* _Problem_
Write out the records word for word, with no pictures.

[Begin]

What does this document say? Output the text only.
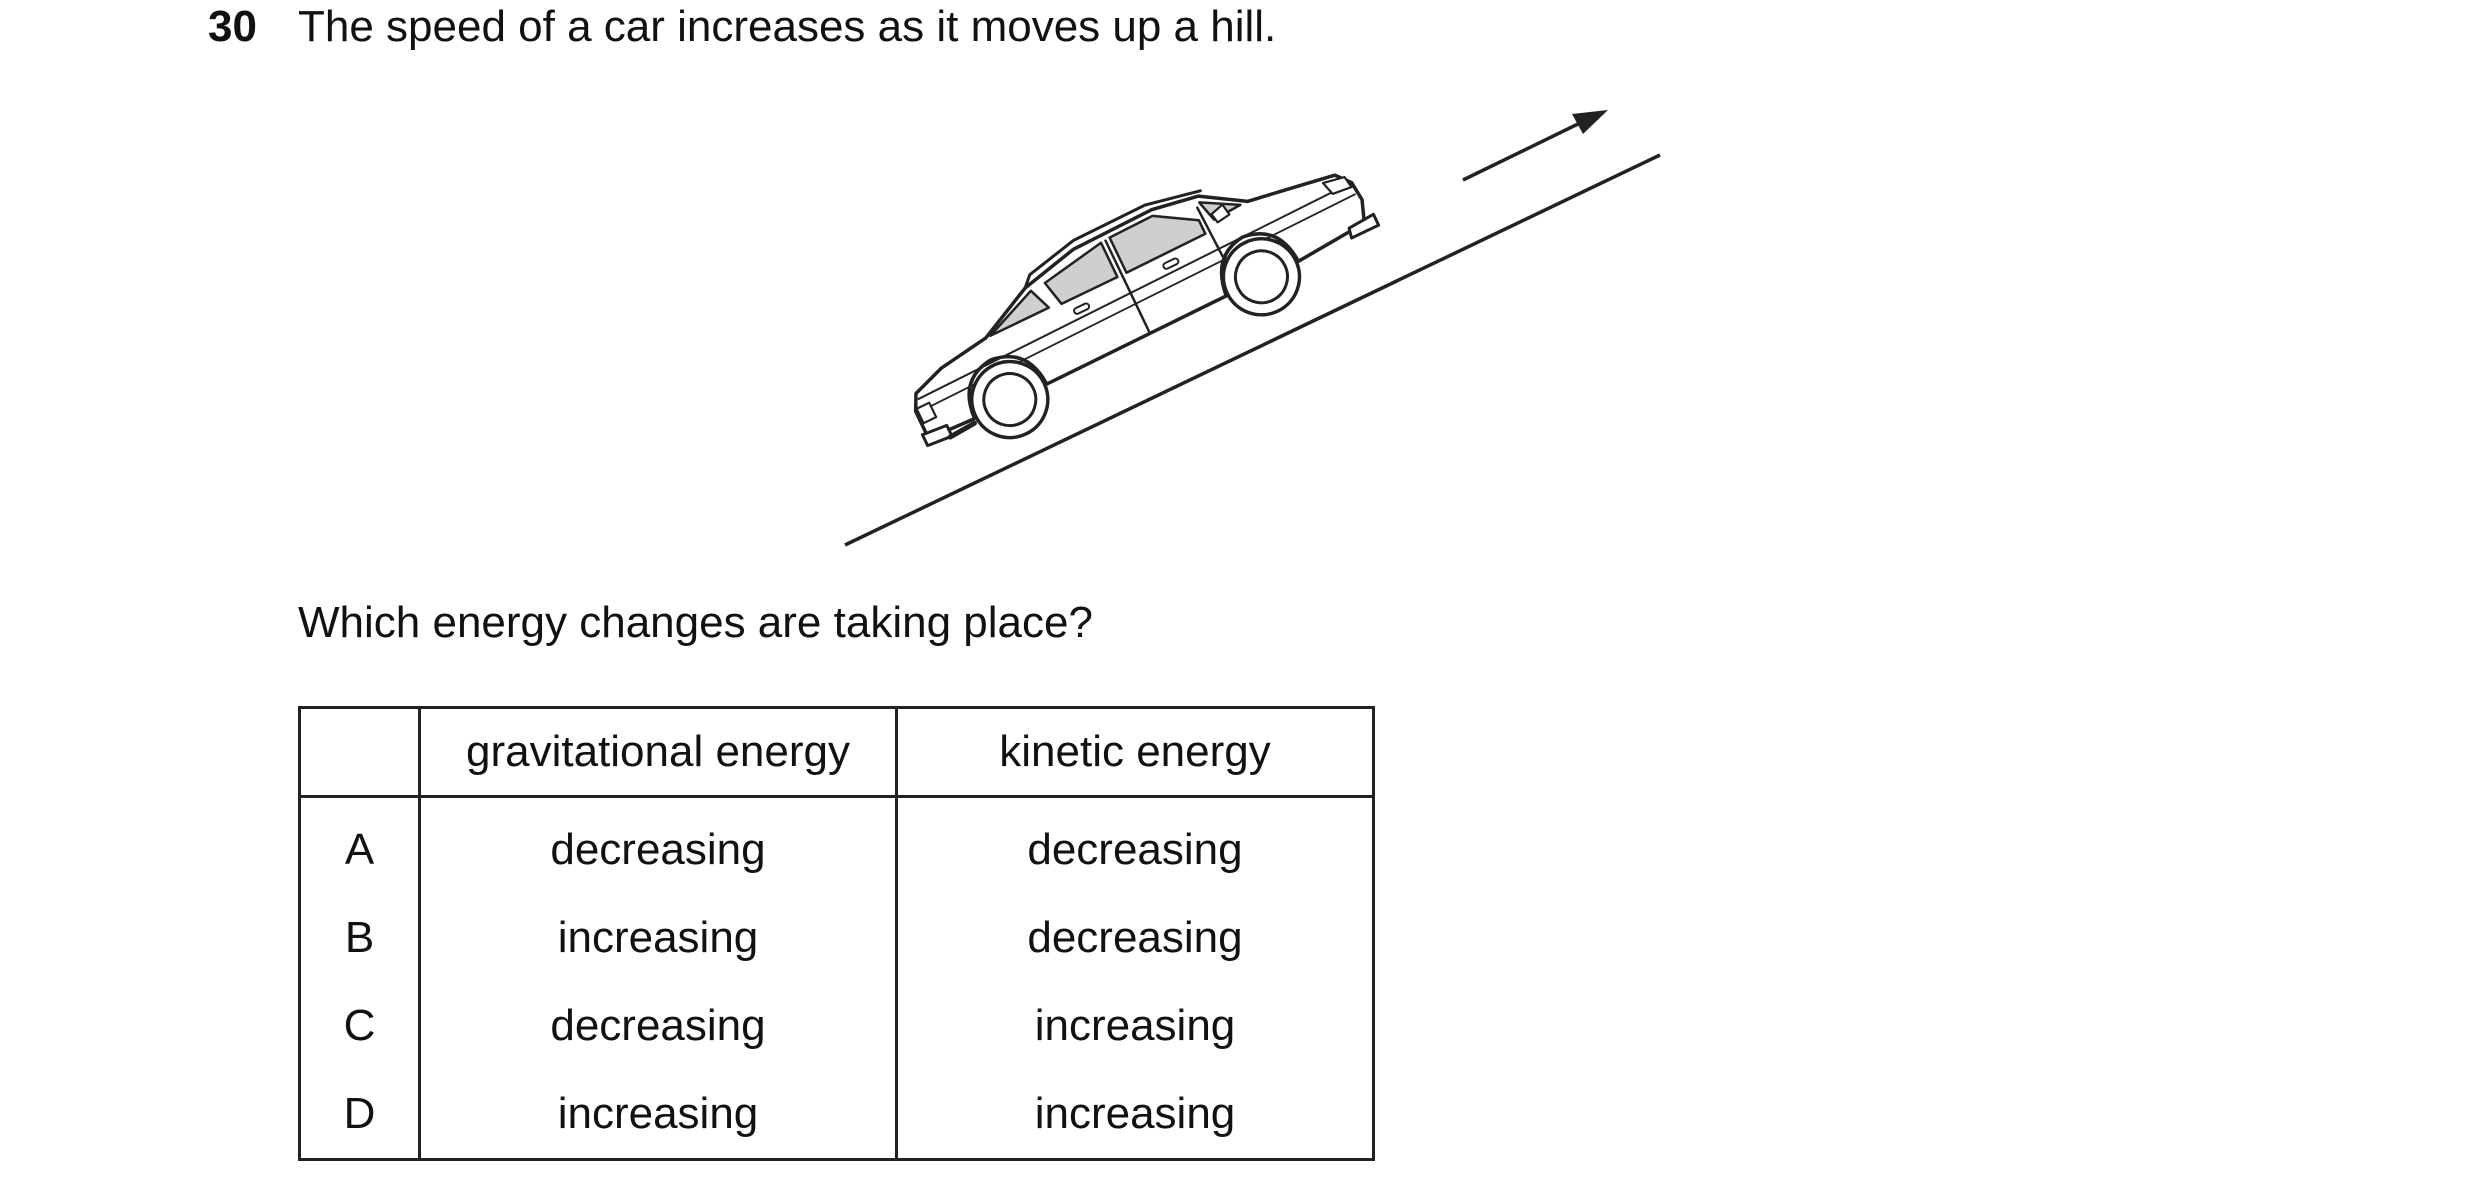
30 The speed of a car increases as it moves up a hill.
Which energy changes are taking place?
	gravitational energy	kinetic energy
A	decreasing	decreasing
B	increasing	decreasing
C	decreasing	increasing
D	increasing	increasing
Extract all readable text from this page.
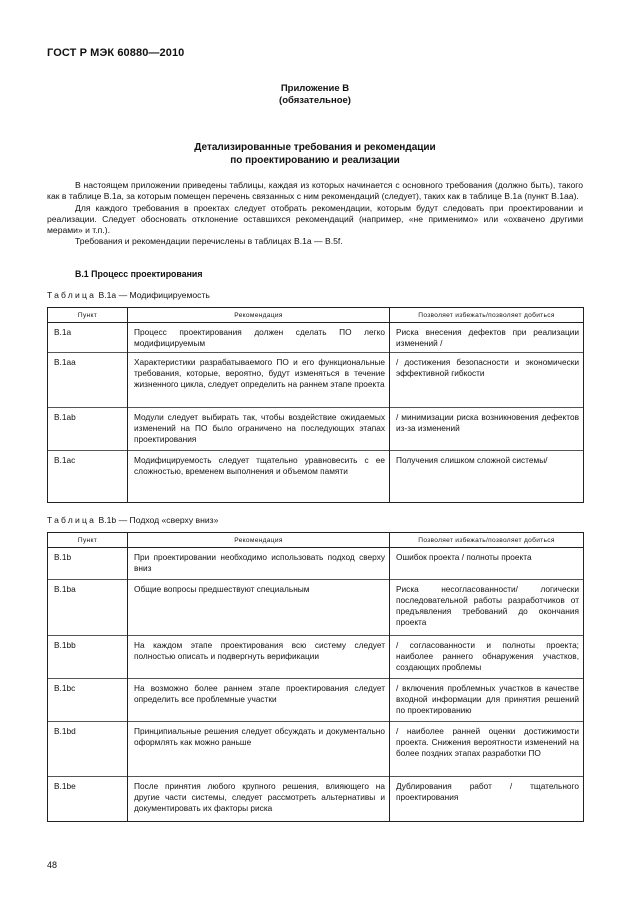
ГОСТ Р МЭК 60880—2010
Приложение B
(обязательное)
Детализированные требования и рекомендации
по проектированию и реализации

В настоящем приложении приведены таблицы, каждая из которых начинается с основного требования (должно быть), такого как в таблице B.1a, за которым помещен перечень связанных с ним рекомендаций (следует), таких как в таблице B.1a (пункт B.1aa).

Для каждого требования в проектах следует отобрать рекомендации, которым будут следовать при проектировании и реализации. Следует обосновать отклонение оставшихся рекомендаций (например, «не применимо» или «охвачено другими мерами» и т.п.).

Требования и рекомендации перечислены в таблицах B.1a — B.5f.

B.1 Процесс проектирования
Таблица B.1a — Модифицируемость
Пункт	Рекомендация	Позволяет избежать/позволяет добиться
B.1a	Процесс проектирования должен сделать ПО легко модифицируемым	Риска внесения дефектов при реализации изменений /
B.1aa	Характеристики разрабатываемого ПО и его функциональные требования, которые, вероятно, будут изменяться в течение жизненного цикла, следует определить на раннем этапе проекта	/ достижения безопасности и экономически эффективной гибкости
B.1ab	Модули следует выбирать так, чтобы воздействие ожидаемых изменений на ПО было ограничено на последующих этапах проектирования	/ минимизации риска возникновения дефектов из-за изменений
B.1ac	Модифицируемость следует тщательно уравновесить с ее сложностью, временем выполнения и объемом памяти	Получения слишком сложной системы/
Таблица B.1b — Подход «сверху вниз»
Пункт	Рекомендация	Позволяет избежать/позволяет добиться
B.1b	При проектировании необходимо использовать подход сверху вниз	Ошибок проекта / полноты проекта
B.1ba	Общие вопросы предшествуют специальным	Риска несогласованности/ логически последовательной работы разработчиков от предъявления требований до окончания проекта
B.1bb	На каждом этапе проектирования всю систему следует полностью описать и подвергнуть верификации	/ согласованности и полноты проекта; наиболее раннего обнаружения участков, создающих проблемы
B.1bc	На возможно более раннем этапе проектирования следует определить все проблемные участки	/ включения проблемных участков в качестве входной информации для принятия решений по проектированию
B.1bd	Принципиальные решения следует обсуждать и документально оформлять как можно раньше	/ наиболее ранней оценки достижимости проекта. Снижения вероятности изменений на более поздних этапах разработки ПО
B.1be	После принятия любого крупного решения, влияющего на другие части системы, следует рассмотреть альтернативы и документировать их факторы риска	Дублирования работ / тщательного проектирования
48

[End]

* _Exercise answer_
What does this document say? Output the text only.
30 The speed of a car increases as it moves up a hill.
Which energy changes are taking place?
	gravitational energy	kinetic energy
A	decreasing	decreasing
B	increasing	decreasing
C	decreasing	increasing
D	increasing	increasing
Extract all readable text from this page.
ГОСТ Р МЭК 60880—2010
Приложение B
(обязательное)
Детализированные требования и рекомендации
по проектированию и реализации

В настоящем приложении приведены таблицы, каждая из которых начинается с основного требования (должно быть), такого как в таблице B.1a, за которым помещен перечень связанных с ним рекомендаций (следует), таких как в таблице B.1a (пункт B.1aa).

Для каждого требования в проектах следует отобрать рекомендации, которым будут следовать при проектировании и реализации. Следует обосновать отклонение оставшихся рекомендаций (например, «не применимо» или «охвачено другими мерами» и т.п.).

Требования и рекомендации перечислены в таблицах B.1a — B.5f.

B.1 Процесс проектирования
Таблица B.1a — Модифицируемость
Пункт	Рекомендация	Позволяет избежать/позволяет добиться
B.1a	Процесс проектирования должен сделать ПО легко модифицируемым	Риска внесения дефектов при реализации изменений /
B.1aa	Характеристики разрабатываемого ПО и его функциональные требования, которые, вероятно, будут изменяться в течение жизненного цикла, следует определить на раннем этапе проекта	/ достижения безопасности и экономически эффективной гибкости
B.1ab	Модули следует выбирать так, чтобы воздействие ожидаемых изменений на ПО было ограничено на последующих этапах проектирования	/ минимизации риска возникновения дефектов из-за изменений
B.1ac	Модифицируемость следует тщательно уравновесить с ее сложностью, временем выполнения и объемом памяти	Получения слишком сложной системы/
Таблица B.1b — Подход «сверху вниз»
Пункт	Рекомендация	Позволяет избежать/позволяет добиться
B.1b	При проектировании необходимо использовать подход сверху вниз	Ошибок проекта / полноты проекта
B.1ba	Общие вопросы предшествуют специальным	Риска несогласованности/ логически последовательной работы разработчиков от предъявления требований до окончания проекта
B.1bb	На каждом этапе проектирования всю систему следует полностью описать и подвергнуть верификации	/ согласованности и полноты проекта; наиболее раннего обнаружения участков, создающих проблемы
B.1bc	На возможно более раннем этапе проектирования следует определить все проблемные участки	/ включения проблемных участков в качестве входной информации для принятия решений по проектированию
B.1bd	Принципиальные решения следует обсуждать и документально оформлять как можно раньше	/ наиболее ранней оценки достижимости проекта. Снижения вероятности изменений на более поздних этапах разработки ПО
B.1be	После принятия любого крупного решения, влияющего на другие части системы, следует рассмотреть альтернативы и документировать их факторы риска	Дублирования работ / тщательного проектирования
48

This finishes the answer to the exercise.